*Exercise directions*
Output the records exactly as they appear, with no pictures included.

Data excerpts
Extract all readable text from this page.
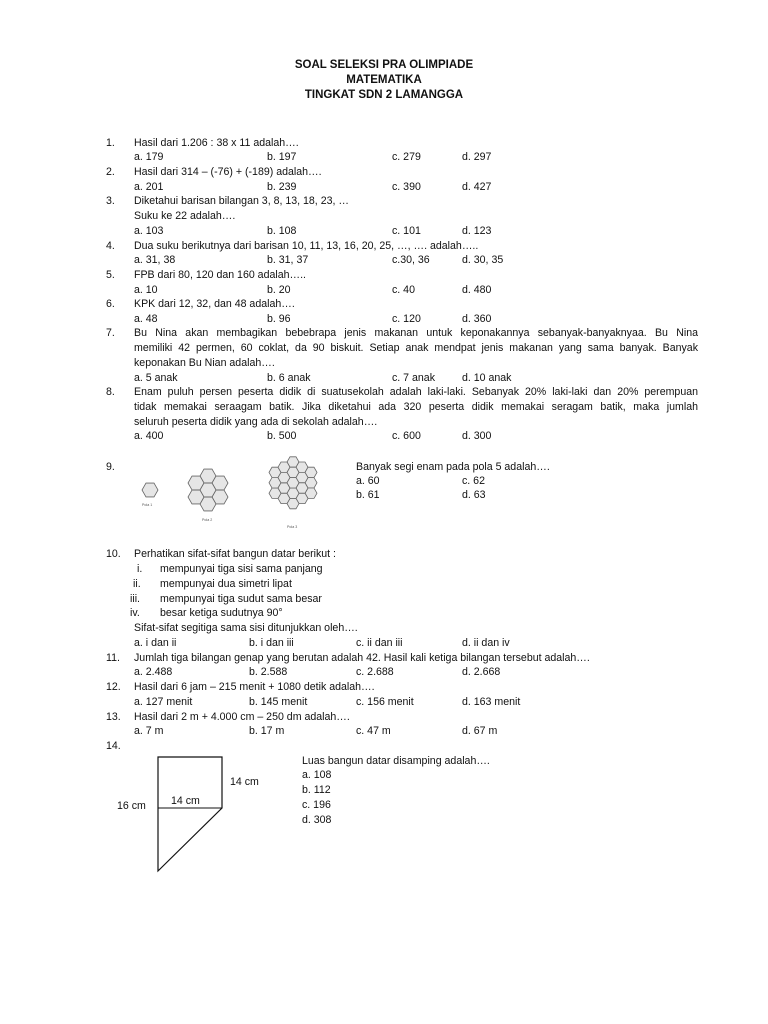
SOAL SELEKSI PRA OLIMPIADE
MATEMATIKA
TINGKAT SDN 2 LAMANGGA
1. Hasil dari 1.206 : 38 x 11 adalah….
a. 179	b. 197	c. 279	d. 297
2. Hasil dari 314 – (-76) + (-189) adalah….
a. 201	b. 239	c. 390	d. 427
3. Diketahui barisan bilangan 3, 8, 13, 18, 23, …
Suku ke 22 adalah….
a. 103	b. 108	c. 101	d. 123
4. Dua suku berikutnya dari barisan 10, 11, 13, 16, 20, 25, …, …. adalah…..
a. 31, 38	b. 31, 37	c.30, 36	d. 30, 35
5. FPB dari 80, 120 dan 160 adalah…..
a. 10	b. 20	c. 40	d. 480
6. KPK dari 12, 32, dan 48 adalah….
a. 48	b. 96	c. 120	d. 360
7. Bu Nina akan membagikan bebebrapa jenis makanan untuk keponakannya sebanyak-banyaknyaa. Bu Nina
memiliki 42 permen, 60 coklat, da 90 biskuit. Setiap anak mendpat jenis makanan yang sama banyak. Banyak
keponakan Bu Nian adalah….
a. 5 anak	b. 6 anak	c. 7 anak	d. 10 anak
8. Enam puluh persen peserta didik di suatusekolah adalah laki-laki. Sebanyak 20% laki-laki dan 20% perempuan
tidak memakai seraagam batik. Jika diketahui ada 320 peserta didik memakai seragam batik, maka jumlah
seluruh peserta didik yang ada di sekolah adalah….
a. 400	b. 500	c. 600	d. 300
9.
Pola 1
Pola 2
Pola 3
Banyak segi enam pada pola 5 adalah….
a. 60	c. 62
b. 61	d. 63
10. Perhatikan sifat-sifat bangun datar berikut :
i. mempunyai tiga sisi sama panjang
ii. mempunyai dua simetri lipat
iii. mempunyai tiga sudut sama besar
iv. besar ketiga sudutnya 90°
Sifat-sifat segitiga sama sisi ditunjukkan oleh….
a. i dan ii	b. i dan iii	c. ii dan iii	d. ii dan iv
11. Jumlah tiga bilangan genap yang berutan adalah 42. Hasil kali ketiga bilangan tersebut adalah….
a. 2.488	b. 2.588	c. 2.688	d. 2.668
12. Hasil dari 6 jam – 215 menit + 1080 detik adalah….
a. 127 menit	b. 145 menit	c. 156 menit	d. 163 menit
13. Hasil dari 2 m + 4.000 cm – 250 dm adalah….
a. 7 m	b. 17 m	c. 47 m	d. 67 m
14.
14 cm
14 cm
16 cm
Luas bangun datar disamping adalah….
a. 108
b. 112
c. 196
d. 308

*Written answer*
Extract all readable text from this page.
SOAL SELEKSI PRA OLIMPIADE
MATEMATIKA
TINGKAT SDN 2 LAMANGGA
1. Hasil dari 1.206 : 38 x 11 adalah….
a. 179	b. 197	c. 279	d. 297
2. Hasil dari 314 – (-76) + (-189) adalah….
a. 201	b. 239	c. 390	d. 427
3. Diketahui barisan bilangan 3, 8, 13, 18, 23, …
Suku ke 22 adalah….
a. 103	b. 108	c. 101	d. 123
4. Dua suku berikutnya dari barisan 10, 11, 13, 16, 20, 25, …, …. adalah…..
a. 31, 38	b. 31, 37	c.30, 36	d. 30, 35
5. FPB dari 80, 120 dan 160 adalah…..
a. 10	b. 20	c. 40	d. 480
6. KPK dari 12, 32, dan 48 adalah….
a. 48	b. 96	c. 120	d. 360
7. Bu Nina akan membagikan bebebrapa jenis makanan untuk keponakannya sebanyak-banyaknyaa. Bu Nina
memiliki 42 permen, 60 coklat, da 90 biskuit. Setiap anak mendpat jenis makanan yang sama banyak. Banyak
keponakan Bu Nian adalah….
a. 5 anak	b. 6 anak	c. 7 anak	d. 10 anak
8. Enam puluh persen peserta didik di suatusekolah adalah laki-laki. Sebanyak 20% laki-laki dan 20% perempuan
tidak memakai seraagam batik. Jika diketahui ada 320 peserta didik memakai seragam batik, maka jumlah
seluruh peserta didik yang ada di sekolah adalah….
a. 400	b. 500	c. 600	d. 300
9.
Pola 1
Pola 2
Pola 3
Banyak segi enam pada pola 5 adalah….
a. 60	c. 62
b. 61	d. 63
10. Perhatikan sifat-sifat bangun datar berikut :
i. mempunyai tiga sisi sama panjang
ii. mempunyai dua simetri lipat
iii. mempunyai tiga sudut sama besar
iv. besar ketiga sudutnya 90°
Sifat-sifat segitiga sama sisi ditunjukkan oleh….
a. i dan ii	b. i dan iii	c. ii dan iii	d. ii dan iv
11. Jumlah tiga bilangan genap yang berutan adalah 42. Hasil kali ketiga bilangan tersebut adalah….
a. 2.488	b. 2.588	c. 2.688	d. 2.668
12. Hasil dari 6 jam – 215 menit + 1080 detik adalah….
a. 127 menit	b. 145 menit	c. 156 menit	d. 163 menit
13. Hasil dari 2 m + 4.000 cm – 250 dm adalah….
a. 7 m	b. 17 m	c. 47 m	d. 67 m
14.
14 cm
14 cm
16 cm
Luas bangun datar disamping adalah….
a. 108
b. 112
c. 196
d. 308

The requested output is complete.